Stated goal
Repeat every record below exactly, omitting any pictures.

————————

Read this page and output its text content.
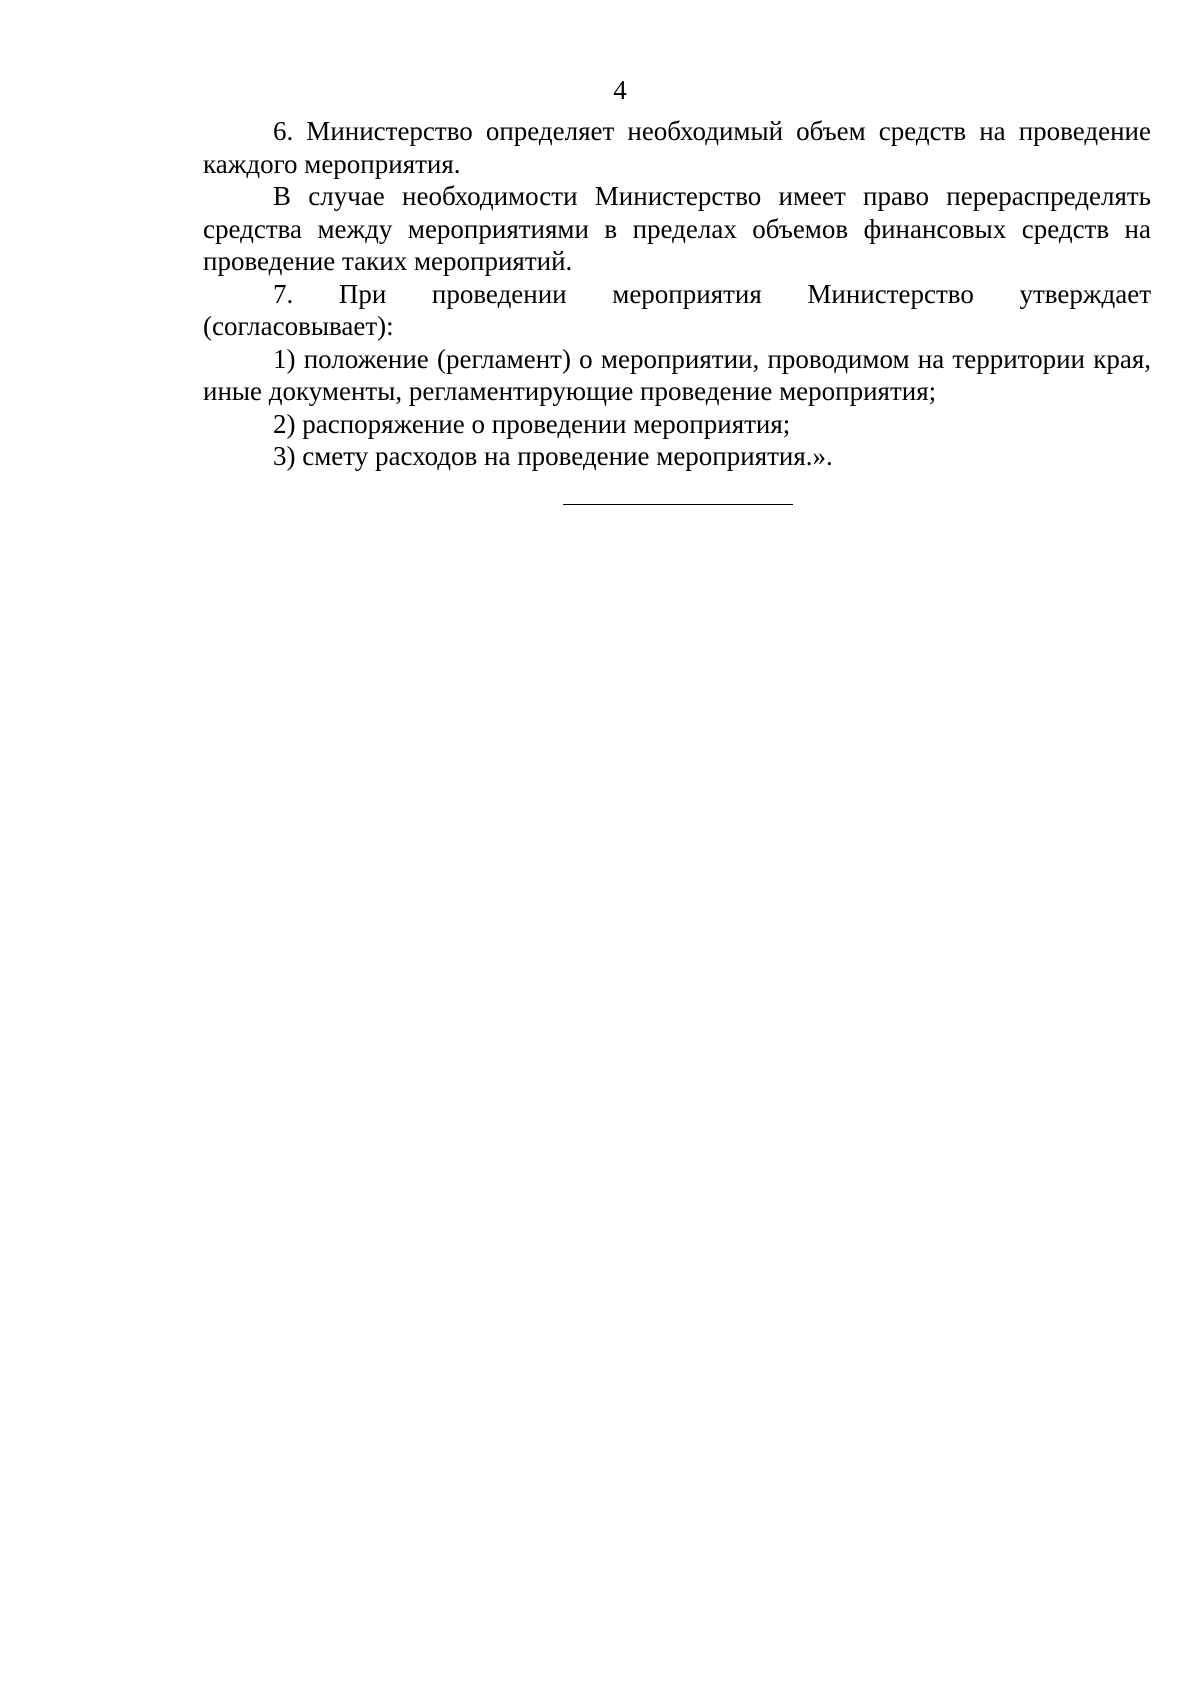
4

6. Министерство определяет необходимый объем средств на проведение каждого мероприятия.

В случае необходимости Министерство имеет право перераспределять средства между мероприятиями в пределах объемов финансовых средств на проведение таких мероприятий.

7. При проведении мероприятия Министерство утверждает (согласовывает):

1) положение (регламент) о мероприятии, проводимом на территории края, иные документы, регламентирующие проведение мероприятия;

2) распоряжение о проведении мероприятия;

3) смету расходов на проведение мероприятия.».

————————

Response
Read this page and output its text content.
4

6. Министерство определяет необходимый объем средств на проведение каждого мероприятия.

В случае необходимости Министерство имеет право перераспределять средства между мероприятиями в пределах объемов финансовых средств на проведение таких мероприятий.

7. При проведении мероприятия Министерство утверждает (согласовывает):

1) положение (регламент) о мероприятии, проводимом на территории края, иные документы, регламентирующие проведение мероприятия;

2) распоряжение о проведении мероприятия;

3) смету расходов на проведение мероприятия.».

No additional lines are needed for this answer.